CT Construction Digest Thursday January 5, 2023
CT's largest bridge is set for a $158 million facelift over next six years
While nobody is likely to confuse the Golden Gate Bridge for the Gold Star Memorial Bridge in southeastern Connecticut. But the two bridges are in the same category of bridges set to get a facelift thanks to hundreds of millions of dollars in recently announced federal funds.
The bridges are two of four projects nationwide boosted by the federal infrastructure law passed last year, along with the Brent Spence Bridge in Kentucky and a series of four bridges in Chicago. The Connecticut bridge is now set for a $158 million project that will extend until 2029.
To celebrate the funding, U.S. Secretary of Transportation Pete Buttigieg visited New London on Wednesday to get an up close look at the bridge that spans the Thames River.

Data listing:
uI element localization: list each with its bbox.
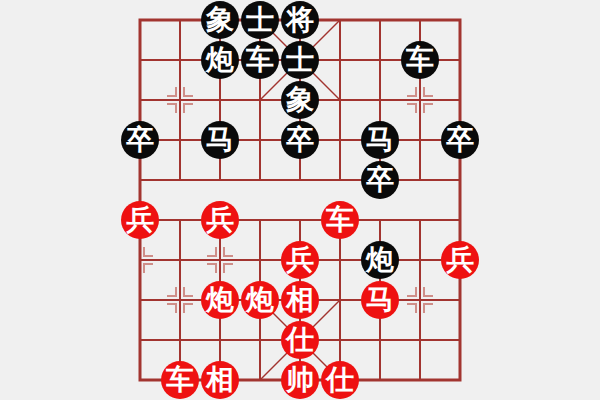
piece-red-advisor[interactable]: 仕 bbox=[281, 321, 319, 359]
piece-black-general[interactable]: 将 bbox=[281, 1, 319, 39]
piece-red-elephant[interactable]: 相 bbox=[201, 361, 239, 399]
piece-black-chariot[interactable]: 车 bbox=[241, 41, 279, 79]
piece-black-advisor[interactable]: 士 bbox=[241, 1, 279, 39]
xiangqi-board[interactable]: 象士将炮车士车象卒马卒马卒卒兵兵车兵炮兵炮炮相马仕车相帅仕 bbox=[0, 0, 600, 400]
piece-red-horse[interactable]: 马 bbox=[361, 281, 399, 319]
piece-red-cannon[interactable]: 炮 bbox=[241, 281, 279, 319]
piece-red-advisor[interactable]: 仕 bbox=[321, 361, 359, 399]
piece-red-soldier[interactable]: 兵 bbox=[281, 241, 319, 279]
piece-red-chariot[interactable]: 车 bbox=[161, 361, 199, 399]
piece-black-cannon[interactable]: 炮 bbox=[361, 241, 399, 279]
piece-black-horse[interactable]: 马 bbox=[361, 121, 399, 159]
pieces-layer: 象士将炮车士车象卒马卒马卒卒兵兵车兵炮兵炮炮相马仕车相帅仕 bbox=[0, 0, 600, 400]
piece-red-chariot[interactable]: 车 bbox=[321, 201, 359, 239]
piece-black-soldier[interactable]: 卒 bbox=[121, 121, 159, 159]
piece-red-soldier[interactable]: 兵 bbox=[441, 241, 479, 279]
piece-red-general[interactable]: 帅 bbox=[281, 361, 319, 399]
piece-black-advisor[interactable]: 士 bbox=[281, 41, 319, 79]
piece-red-soldier[interactable]: 兵 bbox=[201, 201, 239, 239]
piece-red-cannon[interactable]: 炮 bbox=[201, 281, 239, 319]
piece-black-chariot[interactable]: 车 bbox=[401, 41, 439, 79]
piece-black-elephant[interactable]: 象 bbox=[201, 1, 239, 39]
piece-black-soldier[interactable]: 卒 bbox=[441, 121, 479, 159]
piece-black-soldier[interactable]: 卒 bbox=[361, 161, 399, 199]
piece-black-elephant[interactable]: 象 bbox=[281, 81, 319, 119]
piece-black-cannon[interactable]: 炮 bbox=[201, 41, 239, 79]
piece-red-elephant[interactable]: 相 bbox=[281, 281, 319, 319]
piece-black-soldier[interactable]: 卒 bbox=[281, 121, 319, 159]
xiangqi-diagram: 象士将炮车士车象卒马卒马卒卒兵兵车兵炮兵炮炮相马仕车相帅仕 bbox=[0, 0, 600, 400]
piece-red-soldier[interactable]: 兵 bbox=[121, 201, 159, 239]
piece-black-horse[interactable]: 马 bbox=[201, 121, 239, 159]
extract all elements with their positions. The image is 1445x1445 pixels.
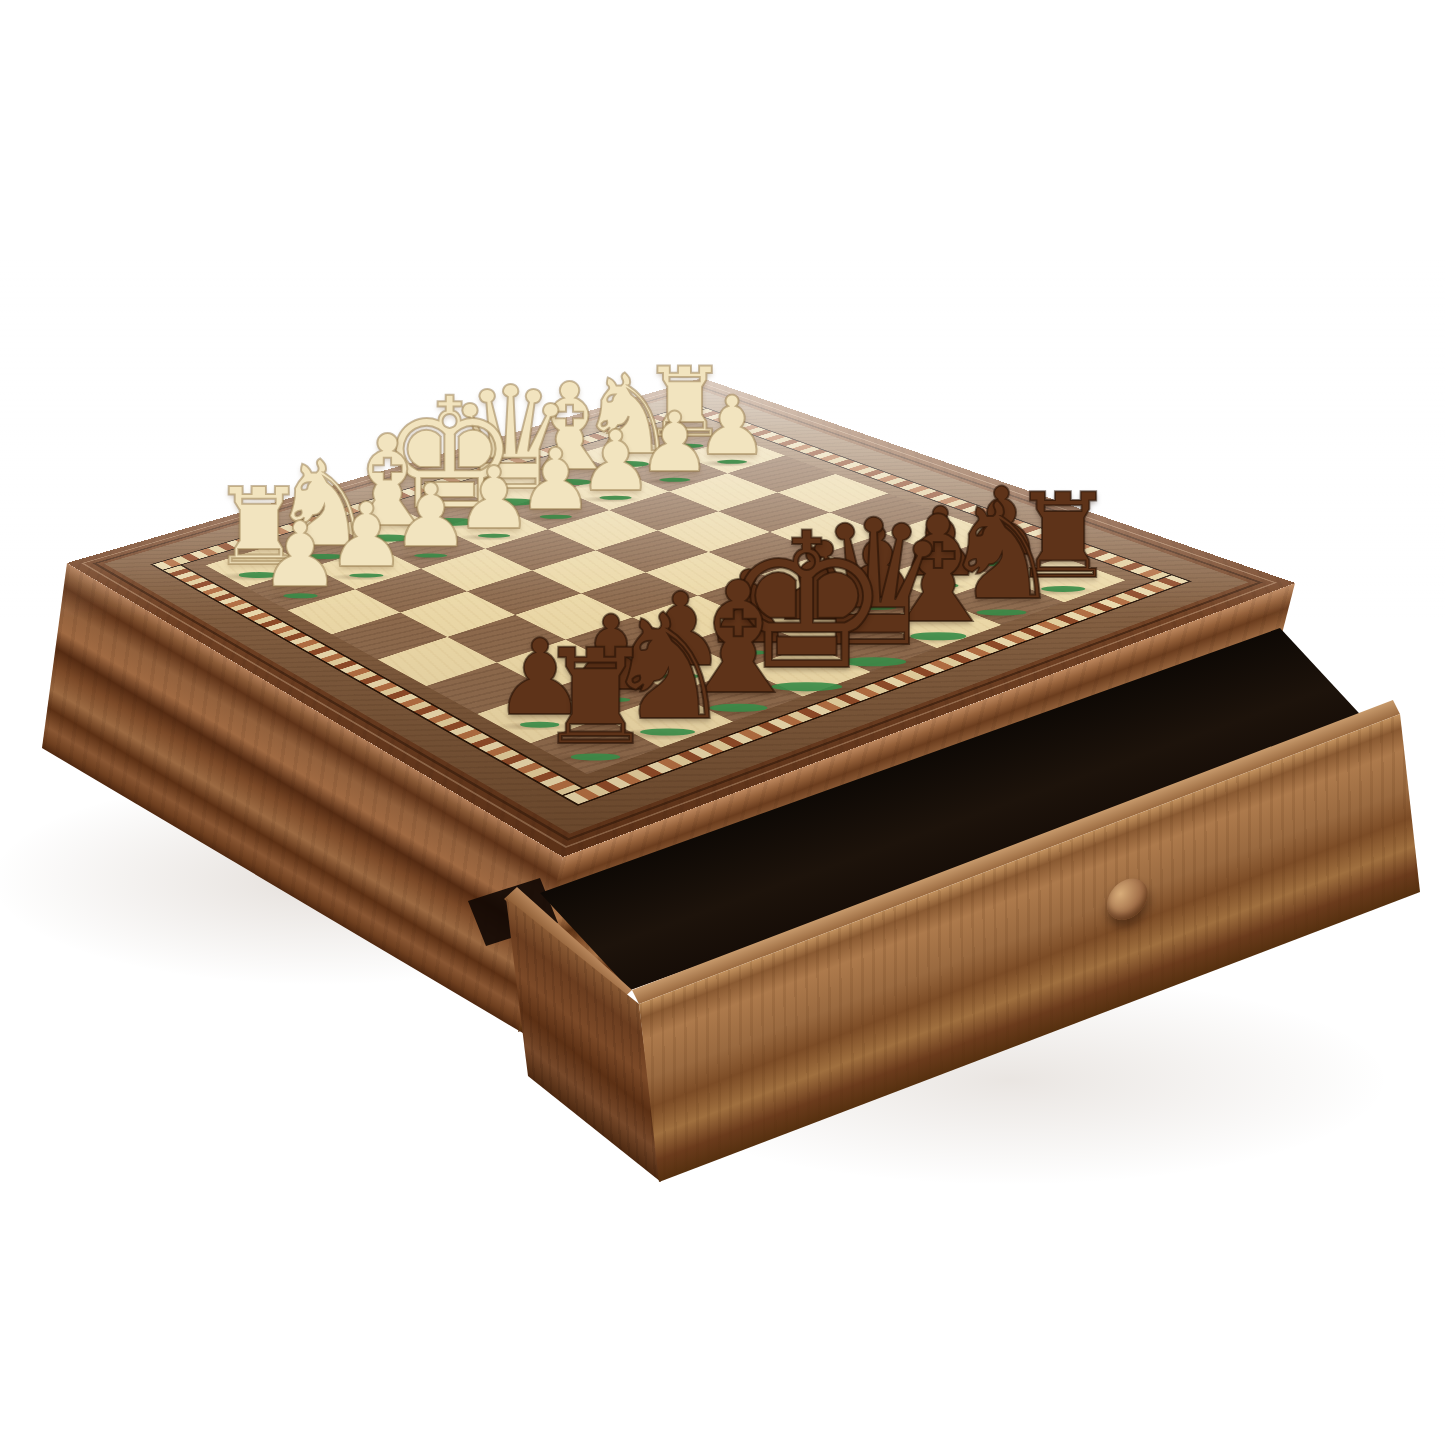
piece-black-rook-h8[interactable]: ♜ <box>536 632 654 764</box>
pieces-layer: ♜♞♝♛♚♝♞♜♟♟♟♟♟♟♟♟♟♟♟♟♟♟♟♟♜♞♝♛♚♝♞♜ <box>0 0 1445 1445</box>
piece-white-pawn-h2[interactable]: ♟ <box>260 511 341 601</box>
product-photo-stage: ♜♞♝♛♚♝♞♜♟♟♟♟♟♟♟♟♟♟♟♟♟♟♟♟♜♞♝♛♚♝♞♜ <box>0 0 1445 1445</box>
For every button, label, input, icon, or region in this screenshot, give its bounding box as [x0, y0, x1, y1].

=== Exercise A ===
According to the article on the Gold Star Memorial Bridge, until what year will the Connecticut bridge's $158 million project extend?
=== Exercise B ===
Pick up the article on the Gold Star Memorial Bridge funding after its last sentence and continue it.

=== Result A ===
2029

=== Result B ===
Joined by newly-reinaugurated Governor Ned Lamont and Sens. Chris Murphy and Richard Blumenthal, local representatives and members of industry, the secretary touted the Biden administration’s infrastructure spending.
“These four bridges were chosen partially because they were not just iconic pieces of infrastructure but because they are essential to America’s economic strength,” said Buttigieg. “We cannot have the kind of economy we need without them.”
Gold Star Memorial Bridge is the largest bridge in the state of Connecticut at 6,000 feet in length and 150 feet in height at the center span. The bridge is actually a twin pair, one for northbound traffic and the other for southbound traffic on I-95.
Collectively the bridges serve roughly 120,000 vehicle trips a day and are a vital part of the transit infrastructure for the state and region.
“These kinds of facilities are the cathedrals of our infrastructure,” said Buttigieg. “Right here tens of thousands of people are driving across the Gold Star Bridge every day to get to their jobs, to school, to everything that matters in their lives.”
The northbound bridge’s construction started in 1941 as a project to reroute car and truck traffic off of an old bridge that carried US Route 1 over the river but was put on pause as the United States entered World War II.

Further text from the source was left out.